- Excerpt to read -
━━━━━━━━━━━━━━━━
The Cannabis Industry and the Qualified Business Deduction §199A
- Feb 14, 2019
The Tax Cuts and Jobs Act (TCJA) contains the most significant changes to the tax code since 1986. One of the many far reaching changes of TCJA was the creation of Section 199A (§199A), also known as the Qualified Business Deduction. §199A allows a 20% deduction from qualified business income of an eligible business, operated directly or through a pass-through entity (S corporation or partnership). The creation of §199A has led to the question: Are cannabis business owners eligible to claim the §199A deduction?
The rules of §199A contain a list of businesses that are ineligible for the §199A deduction, mainly consulting and service businesses. A detailed discussion of §199A can be found here. Prior to the release of the Treasury regulations regarding §199A, the American Institute of CPA’s requested clarification on the interplay between §280E (which limits the tax deductions for the sale of certain controlled substances to cost of goods sold (COGS) and §199A. The Treasury declined to comment on the issue in its proposed and final regulations on §199A. The lack of guidance leaves important unanswered questions that significantly impact cannabis businesses which are passthrough entities.
An analysis of whether a cannabis business owner can claim the §199A deduction must consider several issues:
- One of the legislative purposes of §199A was to create more tax rate fairness between C corporations (now taxed at 21%) and pass-thru entity owners taxed at up to 37% (or 29.6% after the §199A deduction)
- Since a cannabis business operating as a C corporation is taxed at the flat 21% rate, why shouldn’t an owner of a pass-thru entity be taxed at a lower rate as well?
- §280E denies a tax deduction or credit for non-COGS expenses paid or incurred from trafficking in controlled substances (within the meaning of schedule I and II of the Controlled Substances Act) which is prohibited by Federal or state law.
- The §199A deduction is neither “paid” nor “incurred” by a taxpayer.
- The §199A deduction is not claimed at the entity level but on the owner’s personal tax return.
━━━━━━━━━━━━━━━━
- Element placement records -
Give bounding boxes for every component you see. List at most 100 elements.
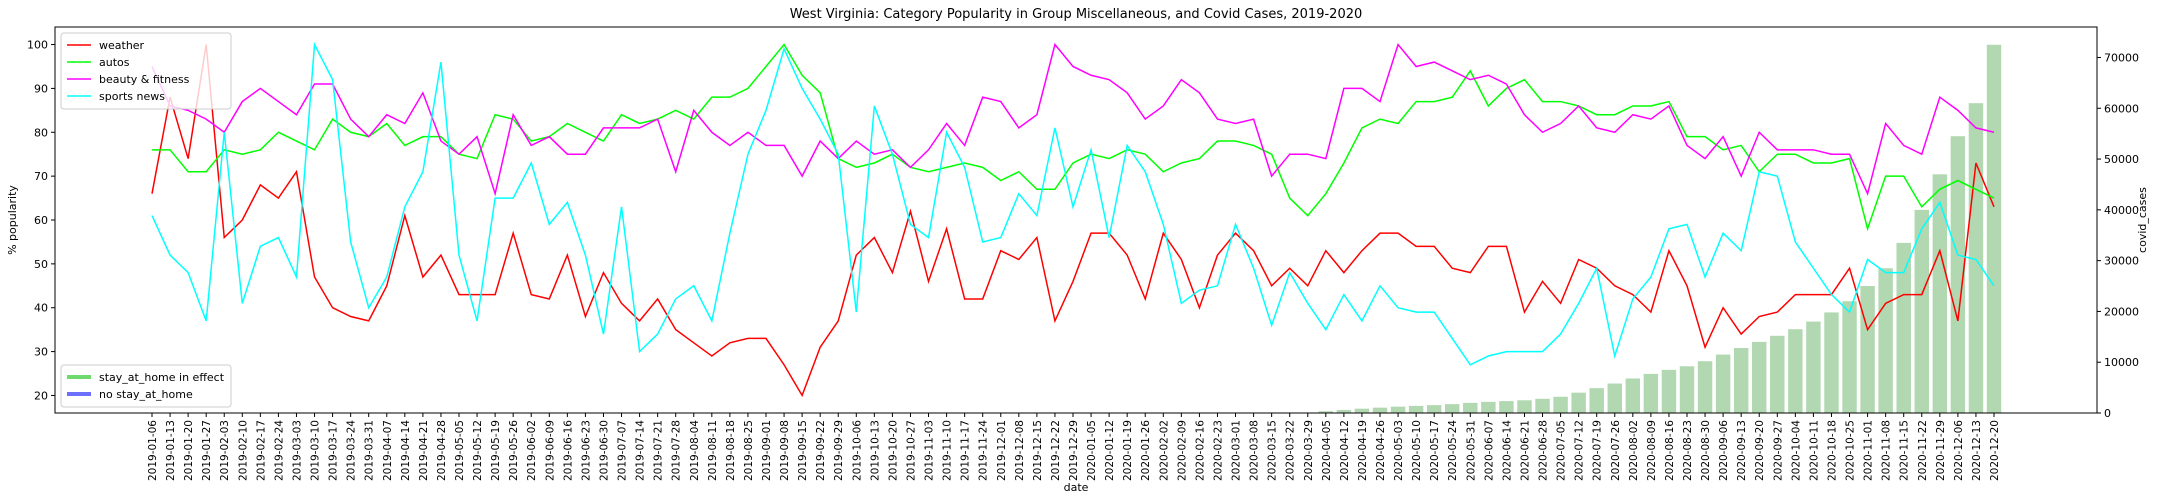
x-tick-label: 2019-03-17 [328,420,340,481]
x-tick-label: 2020-05-17 [1429,420,1441,481]
legend-box [60,32,232,110]
bar [1535,398,1550,413]
x-tick-label: 2019-07-21 [653,420,665,481]
x-tick-label: 2019-07-07 [617,420,629,481]
y2-tick-label: 70000 [2104,51,2139,64]
x-tick-label: 2020-09-06 [1718,420,1730,481]
x-tick-label: 2019-01-13 [165,420,177,481]
legend-label: weather [99,39,145,52]
bar [1426,405,1442,413]
y2-tick-label: 30000 [2104,255,2139,268]
x-tick-label: 2020-02-23 [1212,420,1224,481]
x-tick-label: 2019-11-24 [978,420,990,481]
x-tick-label: 2019-02-10 [237,420,249,481]
legend-label: autos [99,56,130,69]
x-tick-label: 2020-10-04 [1790,420,1802,481]
x-tick-label: 2019-10-13 [869,420,881,481]
x-tick-label: 2020-04-26 [1375,420,1387,481]
x-tick-label: 2019-12-08 [1014,420,1026,481]
x-tick-label: 2020-10-11 [1808,420,1820,481]
x-tick-label: 2019-05-19 [490,420,502,481]
x-tick-label: 2020-07-12 [1574,420,1586,481]
bar [1770,335,1785,413]
x-axis-label: date [1064,481,1089,494]
y-tick-label: 40 [34,302,48,315]
x-tick-label: 2020-07-19 [1592,420,1604,481]
x-tick-label: 2020-01-26 [1140,420,1152,481]
bar [1860,286,1875,413]
x-tick-label: 2020-10-25 [1845,420,1857,481]
bar [1824,312,1839,413]
x-tick-label: 2020-01-12 [1104,420,1116,481]
x-tick-label: 2019-09-01 [761,420,773,481]
x-tick-label: 2019-03-31 [364,420,376,481]
legend-label: no stay_at_home [99,388,193,401]
x-tick-label: 2020-05-31 [1465,420,1477,481]
bar [1842,301,1857,413]
x-tick-label: 2019-02-03 [219,420,231,481]
bar [1661,369,1677,413]
y2-tick-label: 40000 [2104,204,2139,217]
x-tick-label: 2019-03-10 [310,420,322,481]
x-tick-label: 2019-11-10 [942,420,954,481]
bar [1499,401,1514,413]
bar [1589,388,1604,413]
x-tick-label: 2019-02-17 [255,420,267,481]
bar [1932,174,1948,413]
x-tick-label: 2019-03-03 [291,420,303,481]
x-tick-label: 2020-06-28 [1538,420,1550,481]
bar [1390,406,1406,413]
x-tick-label: 2020-12-20 [1989,420,2001,481]
y-tick-label: 100 [27,39,48,52]
x-tick-label: 2020-07-26 [1610,420,1622,481]
x-tick-label: 2019-10-20 [887,420,899,481]
x-tick-label: 2019-09-08 [779,420,791,481]
x-tick-label: 2020-11-08 [1881,420,1893,481]
y2-tick-label: 50000 [2104,153,2139,166]
bar [1715,354,1731,413]
bar [1553,396,1568,413]
legend-label: stay_at_home in effect [99,371,225,384]
x-tick-label: 2020-02-09 [1176,420,1188,481]
bar [1517,400,1532,413]
y2-axis-label: covid_cases [2136,187,2149,253]
x-tick-label: 2019-09-29 [833,420,845,481]
x-tick-label: 2019-04-14 [400,420,412,481]
y-tick-label: 80 [34,126,48,139]
bar [1372,407,1388,413]
x-tick-label: 2020-06-14 [1501,420,1513,481]
x-tick-label: 2019-10-27 [905,420,917,481]
bar [1463,402,1478,413]
x-tick-label: 2020-02-02 [1158,420,1170,481]
bar [1950,136,1966,413]
bar [1806,321,1821,413]
y2-tick-label: 60000 [2104,102,2139,115]
y-tick-label: 90 [34,82,48,95]
y-tick-label: 50 [34,258,48,271]
x-tick-label: 2020-10-18 [1826,420,1838,481]
x-tick-label: 2019-12-29 [1068,420,1080,481]
x-tick-label: 2020-03-08 [1249,420,1261,481]
x-tick-label: 2020-04-05 [1321,420,1333,481]
x-tick-label: 2019-12-15 [1032,420,1044,481]
y2-tick-label: 10000 [2104,356,2139,369]
x-tick-label: 2020-03-29 [1303,420,1315,481]
x-tick-label: 2019-05-05 [454,420,466,481]
x-tick-label: 2019-09-22 [815,420,827,481]
bar [1571,392,1586,413]
x-tick-label: 2019-01-27 [201,420,213,481]
bar [1625,378,1641,413]
bar [1878,268,1893,413]
x-tick-label: 2020-06-21 [1519,420,1531,481]
y2-tick-label: 20000 [2104,305,2139,318]
x-tick-label: 2019-03-24 [346,420,358,481]
x-tick-label: 2020-11-01 [1863,420,1875,481]
y2-tick-label: 0 [2104,407,2111,420]
bar [1968,103,1984,414]
x-tick-label: 2019-12-01 [996,420,1008,481]
x-tick-label: 2020-06-07 [1483,420,1495,481]
bar [1896,242,1911,413]
x-tick-label: 2020-08-16 [1664,420,1676,481]
bar [1408,405,1424,413]
x-tick-label: 2020-05-24 [1447,420,1459,481]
━━━━━━━━━━━━━━━━
- Things to do -
[1] Answer these questions using the article on cannabis businesses and §199A:
(a) What percentage deduction from qualified business income does §199A allow?
(b) At what rate are C corporations now taxed?
(c) On what return is the §199A deduction claimed?
[2] Copy word for word the stretch of the article on cannabis businesses and §199A from "An analysis of" through "by a taxpayer.".

- Solutions to the tasks -
[1]
(a) 20%
(b) 21%
(c) The owner's personal tax return

[2]
An analysis of whether a cannabis business owner can claim the §199A deduction must consider several issues:
- One of the legislative purposes of §199A was to create more tax rate fairness between C corporations (now taxed at 21%) and pass-thru entity owners taxed at up to 37% (or 29.6% after the §199A deduction)
- Since a cannabis business operating as a C corporation is taxed at the flat 21% rate, why shouldn’t an owner of a pass-thru entity be taxed at a lower rate as well?
- §280E denies a tax deduction or credit for non-COGS expenses paid or incurred from trafficking in controlled substances (within the meaning of schedule I and II of the Controlled Substances Act) which is prohibited by Federal or state law.
- The §199A deduction is neither “paid” nor “incurred” by a taxpayer.